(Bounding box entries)
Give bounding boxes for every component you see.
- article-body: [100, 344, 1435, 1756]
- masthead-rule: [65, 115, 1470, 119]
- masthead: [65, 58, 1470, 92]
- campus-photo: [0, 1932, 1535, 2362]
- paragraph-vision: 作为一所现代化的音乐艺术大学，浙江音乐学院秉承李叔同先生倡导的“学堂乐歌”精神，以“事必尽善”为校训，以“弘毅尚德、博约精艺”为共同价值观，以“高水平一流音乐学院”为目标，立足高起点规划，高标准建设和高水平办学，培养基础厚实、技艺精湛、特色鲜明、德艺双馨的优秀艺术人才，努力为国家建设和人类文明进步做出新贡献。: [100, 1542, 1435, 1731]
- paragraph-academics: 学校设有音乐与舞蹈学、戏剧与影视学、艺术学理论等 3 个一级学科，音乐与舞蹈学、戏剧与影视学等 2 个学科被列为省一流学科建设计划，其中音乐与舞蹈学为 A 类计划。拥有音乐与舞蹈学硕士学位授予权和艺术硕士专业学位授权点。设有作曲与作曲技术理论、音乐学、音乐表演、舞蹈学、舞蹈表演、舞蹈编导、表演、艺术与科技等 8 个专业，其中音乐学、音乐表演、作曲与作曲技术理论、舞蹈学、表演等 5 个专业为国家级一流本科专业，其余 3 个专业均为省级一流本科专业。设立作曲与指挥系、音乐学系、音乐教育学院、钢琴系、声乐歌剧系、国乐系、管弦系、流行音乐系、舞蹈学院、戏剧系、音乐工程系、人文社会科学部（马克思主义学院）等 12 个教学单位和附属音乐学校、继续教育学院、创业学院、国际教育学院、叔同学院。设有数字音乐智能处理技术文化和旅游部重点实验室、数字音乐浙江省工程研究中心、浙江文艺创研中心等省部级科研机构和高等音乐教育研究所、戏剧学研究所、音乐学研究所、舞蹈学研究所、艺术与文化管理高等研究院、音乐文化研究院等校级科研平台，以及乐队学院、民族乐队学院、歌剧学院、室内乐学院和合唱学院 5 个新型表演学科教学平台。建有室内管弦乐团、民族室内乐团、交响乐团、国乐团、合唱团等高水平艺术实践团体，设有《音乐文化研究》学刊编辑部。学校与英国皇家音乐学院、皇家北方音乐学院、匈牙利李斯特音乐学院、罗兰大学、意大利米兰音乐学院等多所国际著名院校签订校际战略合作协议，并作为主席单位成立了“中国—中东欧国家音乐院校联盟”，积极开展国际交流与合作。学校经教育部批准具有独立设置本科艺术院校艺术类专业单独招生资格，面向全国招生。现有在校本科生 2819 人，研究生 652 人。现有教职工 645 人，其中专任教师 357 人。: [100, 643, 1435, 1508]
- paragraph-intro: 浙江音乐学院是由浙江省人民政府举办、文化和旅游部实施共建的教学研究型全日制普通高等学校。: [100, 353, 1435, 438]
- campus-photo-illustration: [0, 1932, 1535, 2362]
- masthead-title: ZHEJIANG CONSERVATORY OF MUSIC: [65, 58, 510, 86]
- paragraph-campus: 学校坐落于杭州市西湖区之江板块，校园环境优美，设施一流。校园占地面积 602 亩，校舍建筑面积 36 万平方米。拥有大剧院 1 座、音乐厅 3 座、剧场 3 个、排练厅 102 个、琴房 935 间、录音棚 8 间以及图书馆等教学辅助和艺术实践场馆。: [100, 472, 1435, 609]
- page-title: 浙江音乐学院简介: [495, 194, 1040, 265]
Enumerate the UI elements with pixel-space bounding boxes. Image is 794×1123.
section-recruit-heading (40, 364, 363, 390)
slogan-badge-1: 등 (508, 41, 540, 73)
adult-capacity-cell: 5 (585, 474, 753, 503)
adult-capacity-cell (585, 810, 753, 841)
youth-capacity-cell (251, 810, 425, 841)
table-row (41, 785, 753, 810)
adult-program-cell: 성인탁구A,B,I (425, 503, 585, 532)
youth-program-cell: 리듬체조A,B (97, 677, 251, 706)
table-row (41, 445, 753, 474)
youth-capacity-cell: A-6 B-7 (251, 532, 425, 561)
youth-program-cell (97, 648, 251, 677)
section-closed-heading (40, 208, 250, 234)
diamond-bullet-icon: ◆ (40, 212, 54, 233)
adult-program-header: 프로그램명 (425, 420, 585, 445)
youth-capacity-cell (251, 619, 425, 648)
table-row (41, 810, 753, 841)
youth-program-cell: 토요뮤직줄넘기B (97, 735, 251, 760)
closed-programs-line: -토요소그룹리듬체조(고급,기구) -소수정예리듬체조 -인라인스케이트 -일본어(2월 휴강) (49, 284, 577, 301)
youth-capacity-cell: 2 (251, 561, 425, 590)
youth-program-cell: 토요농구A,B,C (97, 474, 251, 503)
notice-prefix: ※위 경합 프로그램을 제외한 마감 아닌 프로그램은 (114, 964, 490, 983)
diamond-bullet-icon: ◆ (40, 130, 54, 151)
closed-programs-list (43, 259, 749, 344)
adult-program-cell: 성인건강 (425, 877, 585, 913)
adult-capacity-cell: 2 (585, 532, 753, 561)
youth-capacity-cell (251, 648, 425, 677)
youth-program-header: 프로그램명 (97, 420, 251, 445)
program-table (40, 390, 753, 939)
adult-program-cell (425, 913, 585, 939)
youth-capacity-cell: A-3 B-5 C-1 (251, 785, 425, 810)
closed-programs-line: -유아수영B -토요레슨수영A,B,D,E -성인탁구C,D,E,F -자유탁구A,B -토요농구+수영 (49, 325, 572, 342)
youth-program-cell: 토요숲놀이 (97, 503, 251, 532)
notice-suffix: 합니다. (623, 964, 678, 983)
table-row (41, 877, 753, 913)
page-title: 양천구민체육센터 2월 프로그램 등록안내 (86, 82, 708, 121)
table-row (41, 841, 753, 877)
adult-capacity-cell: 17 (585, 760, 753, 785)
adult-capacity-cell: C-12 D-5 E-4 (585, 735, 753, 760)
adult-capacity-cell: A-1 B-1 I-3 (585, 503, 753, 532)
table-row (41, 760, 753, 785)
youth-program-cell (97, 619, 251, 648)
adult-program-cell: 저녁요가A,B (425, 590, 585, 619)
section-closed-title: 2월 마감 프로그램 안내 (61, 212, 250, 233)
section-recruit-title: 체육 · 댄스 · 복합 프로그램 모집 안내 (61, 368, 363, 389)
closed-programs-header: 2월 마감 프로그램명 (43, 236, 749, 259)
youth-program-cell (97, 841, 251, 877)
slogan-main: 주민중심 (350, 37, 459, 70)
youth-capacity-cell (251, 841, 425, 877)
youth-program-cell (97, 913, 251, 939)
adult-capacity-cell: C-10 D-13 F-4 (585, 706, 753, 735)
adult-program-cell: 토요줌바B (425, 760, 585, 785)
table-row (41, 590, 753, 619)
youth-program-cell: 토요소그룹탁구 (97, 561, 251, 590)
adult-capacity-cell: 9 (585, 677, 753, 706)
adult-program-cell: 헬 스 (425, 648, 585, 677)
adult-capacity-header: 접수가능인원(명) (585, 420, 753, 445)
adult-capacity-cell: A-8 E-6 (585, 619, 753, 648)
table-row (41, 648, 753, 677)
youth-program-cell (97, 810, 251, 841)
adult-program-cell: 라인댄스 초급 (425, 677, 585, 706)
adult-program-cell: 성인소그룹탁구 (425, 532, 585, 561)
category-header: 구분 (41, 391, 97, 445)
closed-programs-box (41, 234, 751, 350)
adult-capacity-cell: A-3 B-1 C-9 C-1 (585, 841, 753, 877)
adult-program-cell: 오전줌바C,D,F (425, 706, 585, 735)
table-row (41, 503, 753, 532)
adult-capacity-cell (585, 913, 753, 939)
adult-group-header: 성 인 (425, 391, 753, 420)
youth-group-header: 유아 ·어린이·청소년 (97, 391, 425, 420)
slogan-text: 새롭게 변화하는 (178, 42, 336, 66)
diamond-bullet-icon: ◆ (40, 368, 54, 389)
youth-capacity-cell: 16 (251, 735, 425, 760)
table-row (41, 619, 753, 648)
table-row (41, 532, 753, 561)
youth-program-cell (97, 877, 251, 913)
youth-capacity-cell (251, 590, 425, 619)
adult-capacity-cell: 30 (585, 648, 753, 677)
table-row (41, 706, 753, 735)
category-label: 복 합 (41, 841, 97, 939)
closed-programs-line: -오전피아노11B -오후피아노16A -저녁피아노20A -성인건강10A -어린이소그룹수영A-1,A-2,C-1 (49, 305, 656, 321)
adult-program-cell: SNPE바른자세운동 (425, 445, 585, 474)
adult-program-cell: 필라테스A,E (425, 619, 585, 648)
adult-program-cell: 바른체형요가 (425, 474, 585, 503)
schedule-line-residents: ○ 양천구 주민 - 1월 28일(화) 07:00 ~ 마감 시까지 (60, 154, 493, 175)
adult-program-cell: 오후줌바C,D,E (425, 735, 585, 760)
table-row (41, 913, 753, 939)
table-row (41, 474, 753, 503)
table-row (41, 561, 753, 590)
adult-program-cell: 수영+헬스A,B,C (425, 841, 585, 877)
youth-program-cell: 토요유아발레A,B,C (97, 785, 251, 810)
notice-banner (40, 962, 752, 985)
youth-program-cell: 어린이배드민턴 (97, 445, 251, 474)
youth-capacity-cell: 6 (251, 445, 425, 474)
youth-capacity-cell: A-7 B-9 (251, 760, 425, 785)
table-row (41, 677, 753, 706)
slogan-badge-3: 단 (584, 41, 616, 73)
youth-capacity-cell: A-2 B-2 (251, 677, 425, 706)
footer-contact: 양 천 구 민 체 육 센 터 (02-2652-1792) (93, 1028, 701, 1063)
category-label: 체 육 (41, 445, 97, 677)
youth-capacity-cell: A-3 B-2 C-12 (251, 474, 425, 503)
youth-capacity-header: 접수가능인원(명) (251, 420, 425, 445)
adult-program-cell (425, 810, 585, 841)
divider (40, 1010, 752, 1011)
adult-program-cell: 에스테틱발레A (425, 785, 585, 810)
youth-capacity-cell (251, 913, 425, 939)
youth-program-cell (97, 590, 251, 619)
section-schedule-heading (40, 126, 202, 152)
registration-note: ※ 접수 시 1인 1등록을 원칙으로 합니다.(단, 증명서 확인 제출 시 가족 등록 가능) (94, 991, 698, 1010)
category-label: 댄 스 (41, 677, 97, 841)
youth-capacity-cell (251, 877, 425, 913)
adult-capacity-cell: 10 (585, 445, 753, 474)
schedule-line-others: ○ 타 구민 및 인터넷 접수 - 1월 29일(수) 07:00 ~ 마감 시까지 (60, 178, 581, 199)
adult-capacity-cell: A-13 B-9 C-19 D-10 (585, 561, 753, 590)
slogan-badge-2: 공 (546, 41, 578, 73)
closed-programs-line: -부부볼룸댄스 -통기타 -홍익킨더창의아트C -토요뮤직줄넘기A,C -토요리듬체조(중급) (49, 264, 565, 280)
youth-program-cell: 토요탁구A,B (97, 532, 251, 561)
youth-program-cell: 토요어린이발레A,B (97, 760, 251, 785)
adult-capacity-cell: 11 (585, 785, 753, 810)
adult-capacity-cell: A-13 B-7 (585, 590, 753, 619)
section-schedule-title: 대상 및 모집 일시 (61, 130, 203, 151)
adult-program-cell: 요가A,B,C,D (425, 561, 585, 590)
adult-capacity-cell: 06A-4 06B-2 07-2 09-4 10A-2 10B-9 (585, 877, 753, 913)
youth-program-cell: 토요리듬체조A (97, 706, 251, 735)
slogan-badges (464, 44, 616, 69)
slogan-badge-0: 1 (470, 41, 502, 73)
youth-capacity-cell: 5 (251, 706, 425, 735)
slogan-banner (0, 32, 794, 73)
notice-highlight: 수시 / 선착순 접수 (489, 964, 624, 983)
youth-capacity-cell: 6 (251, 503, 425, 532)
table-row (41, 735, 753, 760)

Goal:
Copy the listing from its start through the line containing "1542, 1435, 1731]", switching "component" to "element" and keeping everything else the same.

Solution:
Give bounding boxes for every element you see.
- article-body: [100, 344, 1435, 1756]
- masthead-rule: [65, 115, 1470, 119]
- masthead: [65, 58, 1470, 92]
- campus-photo: [0, 1932, 1535, 2362]
- paragraph-vision: 作为一所现代化的音乐艺术大学，浙江音乐学院秉承李叔同先生倡导的“学堂乐歌”精神，以“事必尽善”为校训，以“弘毅尚德、博约精艺”为共同价值观，以“高水平一流音乐学院”为目标，立足高起点规划，高标准建设和高水平办学，培养基础厚实、技艺精湛、特色鲜明、德艺双馨的优秀艺术人才，努力为国家建设和人类文明进步做出新贡献。: [100, 1542, 1435, 1731]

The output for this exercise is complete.